Legenden aus der Zeit des Reichs der Meder zufolge, wuchsen dem tyrannischen Herrscher Dehak zwei Schlangen aus der Schulter, die täglich mit den Gehirnen von zwei kurdischen Kindern gefüttert wurden. Der Schmied Kawa organisierte den Widerstand gegen den Drachenkönig Dehak.
Kawa, der sich mit den Widerständigen in den Bergen versteckte, kam eines Tages mit Fackeln von den Bergen hinunter und schlug dem Tyrannen den Kopf ab. Newroz, der Tag, der den Frühlingsanfang markiert, wurde dem Widerstand gegen einen Tyrannen zugeschrieben. Seither wird in der kurdischen Kultur Newroz mit Feuern gefeiert, die in den Bergen angezündet werden. Um sie herum versammlen sich die Feiernden.

- [BEREITGESTELLTES MATERIAL]:

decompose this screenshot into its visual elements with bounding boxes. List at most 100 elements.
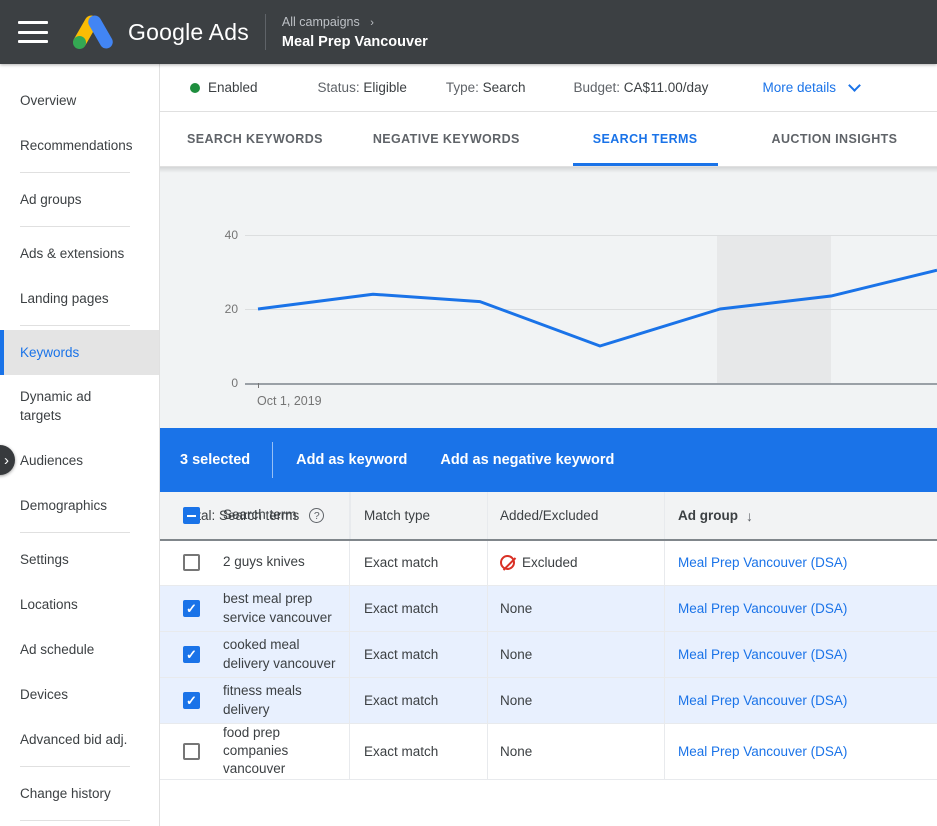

- [ÜBUNGSAUFGABE]: Womit fütterte man laut dem Textausschnitt täglich die beiden Schlangen, die Dehak aus der Schulter wuchsen?

- [SCHRIFTLICHE ANTWORT]: Mit den Gehirnen von zwei kurdischen Kindern.